The exercise
In this exercise, reproduce all the entries that follow exactly.

Provided material
_ _ _

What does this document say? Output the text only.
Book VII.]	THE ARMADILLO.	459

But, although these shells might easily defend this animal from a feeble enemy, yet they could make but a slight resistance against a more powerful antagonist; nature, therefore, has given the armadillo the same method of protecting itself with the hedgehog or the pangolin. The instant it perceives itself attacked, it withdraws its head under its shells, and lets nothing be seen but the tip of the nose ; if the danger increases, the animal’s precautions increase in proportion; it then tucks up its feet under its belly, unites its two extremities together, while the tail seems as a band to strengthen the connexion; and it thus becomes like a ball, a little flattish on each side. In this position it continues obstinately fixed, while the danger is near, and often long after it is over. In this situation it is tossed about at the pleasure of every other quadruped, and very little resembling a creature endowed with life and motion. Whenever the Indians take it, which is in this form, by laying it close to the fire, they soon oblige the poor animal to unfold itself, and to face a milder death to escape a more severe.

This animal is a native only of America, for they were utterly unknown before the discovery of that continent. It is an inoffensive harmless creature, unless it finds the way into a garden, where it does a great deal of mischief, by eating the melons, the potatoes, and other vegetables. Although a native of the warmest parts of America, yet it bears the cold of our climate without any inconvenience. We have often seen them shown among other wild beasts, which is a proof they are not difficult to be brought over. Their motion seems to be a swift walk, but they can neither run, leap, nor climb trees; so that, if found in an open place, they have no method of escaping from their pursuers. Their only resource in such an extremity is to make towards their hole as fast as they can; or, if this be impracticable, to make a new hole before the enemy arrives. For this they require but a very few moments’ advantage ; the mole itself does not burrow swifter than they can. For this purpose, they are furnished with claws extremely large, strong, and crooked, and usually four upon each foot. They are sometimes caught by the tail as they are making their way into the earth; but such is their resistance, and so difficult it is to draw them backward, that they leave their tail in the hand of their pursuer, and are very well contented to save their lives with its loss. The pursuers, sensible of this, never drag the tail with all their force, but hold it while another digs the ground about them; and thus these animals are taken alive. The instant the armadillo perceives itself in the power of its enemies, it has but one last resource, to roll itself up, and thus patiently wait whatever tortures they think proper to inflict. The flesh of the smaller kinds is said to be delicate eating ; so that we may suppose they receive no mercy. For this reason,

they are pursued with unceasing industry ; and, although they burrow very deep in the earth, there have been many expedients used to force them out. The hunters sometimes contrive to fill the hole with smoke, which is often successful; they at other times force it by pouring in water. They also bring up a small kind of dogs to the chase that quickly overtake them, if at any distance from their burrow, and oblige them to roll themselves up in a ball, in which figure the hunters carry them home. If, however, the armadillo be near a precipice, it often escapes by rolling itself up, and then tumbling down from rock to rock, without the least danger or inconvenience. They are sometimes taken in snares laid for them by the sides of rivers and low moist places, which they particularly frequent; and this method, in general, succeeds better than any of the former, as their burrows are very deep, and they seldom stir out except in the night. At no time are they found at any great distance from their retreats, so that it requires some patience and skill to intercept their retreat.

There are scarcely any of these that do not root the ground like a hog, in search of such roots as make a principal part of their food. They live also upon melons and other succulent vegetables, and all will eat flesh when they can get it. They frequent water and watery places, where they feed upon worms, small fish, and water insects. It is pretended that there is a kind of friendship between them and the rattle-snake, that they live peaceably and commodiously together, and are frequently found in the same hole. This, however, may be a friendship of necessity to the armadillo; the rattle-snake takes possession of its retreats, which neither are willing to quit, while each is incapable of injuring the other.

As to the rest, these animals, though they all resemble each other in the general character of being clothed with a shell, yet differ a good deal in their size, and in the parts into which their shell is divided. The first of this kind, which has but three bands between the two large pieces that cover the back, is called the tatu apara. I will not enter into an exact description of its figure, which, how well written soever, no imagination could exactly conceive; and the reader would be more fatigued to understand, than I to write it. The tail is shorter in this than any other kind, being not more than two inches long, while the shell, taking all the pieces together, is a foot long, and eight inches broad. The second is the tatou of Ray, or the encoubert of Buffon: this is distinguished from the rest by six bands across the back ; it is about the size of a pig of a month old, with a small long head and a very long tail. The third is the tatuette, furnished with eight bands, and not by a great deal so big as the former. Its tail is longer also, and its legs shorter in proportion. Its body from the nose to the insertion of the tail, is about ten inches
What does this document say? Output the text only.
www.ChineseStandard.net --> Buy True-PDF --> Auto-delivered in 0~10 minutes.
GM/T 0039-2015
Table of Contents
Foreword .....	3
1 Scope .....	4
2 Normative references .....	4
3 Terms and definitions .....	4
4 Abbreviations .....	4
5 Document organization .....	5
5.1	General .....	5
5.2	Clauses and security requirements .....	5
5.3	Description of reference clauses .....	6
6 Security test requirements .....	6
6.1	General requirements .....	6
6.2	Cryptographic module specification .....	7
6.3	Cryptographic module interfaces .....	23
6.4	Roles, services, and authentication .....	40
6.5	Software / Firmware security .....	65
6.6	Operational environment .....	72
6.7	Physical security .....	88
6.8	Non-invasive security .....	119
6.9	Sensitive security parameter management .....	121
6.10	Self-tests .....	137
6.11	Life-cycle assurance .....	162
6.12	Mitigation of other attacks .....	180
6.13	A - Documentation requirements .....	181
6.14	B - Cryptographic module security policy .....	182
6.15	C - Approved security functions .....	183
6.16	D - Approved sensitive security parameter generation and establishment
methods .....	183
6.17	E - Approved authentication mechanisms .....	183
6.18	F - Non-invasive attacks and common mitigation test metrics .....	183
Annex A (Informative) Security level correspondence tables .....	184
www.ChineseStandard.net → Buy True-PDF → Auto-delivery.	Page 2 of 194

_ _ _

Expected answer
What does this document say? Output the text only.
Book VII.]	THE ARMADILLO.	459

But, although these shells might easily defend this animal from a feeble enemy, yet they could make but a slight resistance against a more powerful antagonist; nature, therefore, has given the armadillo the same method of protecting itself with the hedgehog or the pangolin. The instant it perceives itself attacked, it withdraws its head under its shells, and lets nothing be seen but the tip of the nose ; if the danger increases, the animal’s precautions increase in proportion; it then tucks up its feet under its belly, unites its two extremities together, while the tail seems as a band to strengthen the connexion; and it thus becomes like a ball, a little flattish on each side. In this position it continues obstinately fixed, while the danger is near, and often long after it is over. In this situation it is tossed about at the pleasure of every other quadruped, and very little resembling a creature endowed with life and motion. Whenever the Indians take it, which is in this form, by laying it close to the fire, they soon oblige the poor animal to unfold itself, and to face a milder death to escape a more severe.

This animal is a native only of America, for they were utterly unknown before the discovery of that continent. It is an inoffensive harmless creature, unless it finds the way into a garden, where it does a great deal of mischief, by eating the melons, the potatoes, and other vegetables. Although a native of the warmest parts of America, yet it bears the cold of our climate without any inconvenience. We have often seen them shown among other wild beasts, which is a proof they are not difficult to be brought over. Their motion seems to be a swift walk, but they can neither run, leap, nor climb trees; so that, if found in an open place, they have no method of escaping from their pursuers. Their only resource in such an extremity is to make towards their hole as fast as they can; or, if this be impracticable, to make a new hole before the enemy arrives. For this they require but a very few moments’ advantage ; the mole itself does not burrow swifter than they can. For this purpose, they are furnished with claws extremely large, strong, and crooked, and usually four upon each foot. They are sometimes caught by the tail as they are making their way into the earth; but such is their resistance, and so difficult it is to draw them backward, that they leave their tail in the hand of their pursuer, and are very well contented to save their lives with its loss. The pursuers, sensible of this, never drag the tail with all their force, but hold it while another digs the ground about them; and thus these animals are taken alive. The instant the armadillo perceives itself in the power of its enemies, it has but one last resource, to roll itself up, and thus patiently wait whatever tortures they think proper to inflict. The flesh of the smaller kinds is said to be delicate eating ; so that we may suppose they receive no mercy. For this reason,

they are pursued with unceasing industry ; and, although they burrow very deep in the earth, there have been many expedients used to force them out. The hunters sometimes contrive to fill the hole with smoke, which is often successful; they at other times force it by pouring in water. They also bring up a small kind of dogs to the chase that quickly overtake them, if at any distance from their burrow, and oblige them to roll themselves up in a ball, in which figure the hunters carry them home. If, however, the armadillo be near a precipice, it often escapes by rolling itself up, and then tumbling down from rock to rock, without the least danger or inconvenience. They are sometimes taken in snares laid for them by the sides of rivers and low moist places, which they particularly frequent; and this method, in general, succeeds better than any of the former, as their burrows are very deep, and they seldom stir out except in the night. At no time are they found at any great distance from their retreats, so that it requires some patience and skill to intercept their retreat.

There are scarcely any of these that do not root the ground like a hog, in search of such roots as make a principal part of their food. They live also upon melons and other succulent vegetables, and all will eat flesh when they can get it. They frequent water and watery places, where they feed upon worms, small fish, and water insects. It is pretended that there is a kind of friendship between them and the rattle-snake, that they live peaceably and commodiously together, and are frequently found in the same hole. This, however, may be a friendship of necessity to the armadillo; the rattle-snake takes possession of its retreats, which neither are willing to quit, while each is incapable of injuring the other.

As to the rest, these animals, though they all resemble each other in the general character of being clothed with a shell, yet differ a good deal in their size, and in the parts into which their shell is divided. The first of this kind, which has but three bands between the two large pieces that cover the back, is called the tatu apara. I will not enter into an exact description of its figure, which, how well written soever, no imagination could exactly conceive; and the reader would be more fatigued to understand, than I to write it. The tail is shorter in this than any other kind, being not more than two inches long, while the shell, taking all the pieces together, is a foot long, and eight inches broad. The second is the tatou of Ray, or the encoubert of Buffon: this is distinguished from the rest by six bands across the back ; it is about the size of a pig of a month old, with a small long head and a very long tail. The third is the tatuette, furnished with eight bands, and not by a great deal so big as the former. Its tail is longer also, and its legs shorter in proportion. Its body from the nose to the insertion of the tail, is about ten inches
What does this document say? Output the text only.
www.ChineseStandard.net --> Buy True-PDF --> Auto-delivered in 0~10 minutes.
GM/T 0039-2015
Table of Contents
Foreword .....	3
1 Scope .....	4
2 Normative references .....	4
3 Terms and definitions .....	4
4 Abbreviations .....	4
5 Document organization .....	5
5.1	General .....	5
5.2	Clauses and security requirements .....	5
5.3	Description of reference clauses .....	6
6 Security test requirements .....	6
6.1	General requirements .....	6
6.2	Cryptographic module specification .....	7
6.3	Cryptographic module interfaces .....	23
6.4	Roles, services, and authentication .....	40
6.5	Software / Firmware security .....	65
6.6	Operational environment .....	72
6.7	Physical security .....	88
6.8	Non-invasive security .....	119
6.9	Sensitive security parameter management .....	121
6.10	Self-tests .....	137
6.11	Life-cycle assurance .....	162
6.12	Mitigation of other attacks .....	180
6.13	A - Documentation requirements .....	181
6.14	B - Cryptographic module security policy .....	182
6.15	C - Approved security functions .....	183
6.16	D - Approved sensitive security parameter generation and establishment
methods .....	183
6.17	E - Approved authentication mechanisms .....	183
6.18	F - Non-invasive attacks and common mitigation test metrics .....	183
Annex A (Informative) Security level correspondence tables .....	184
www.ChineseStandard.net → Buy True-PDF → Auto-delivery.	Page 2 of 194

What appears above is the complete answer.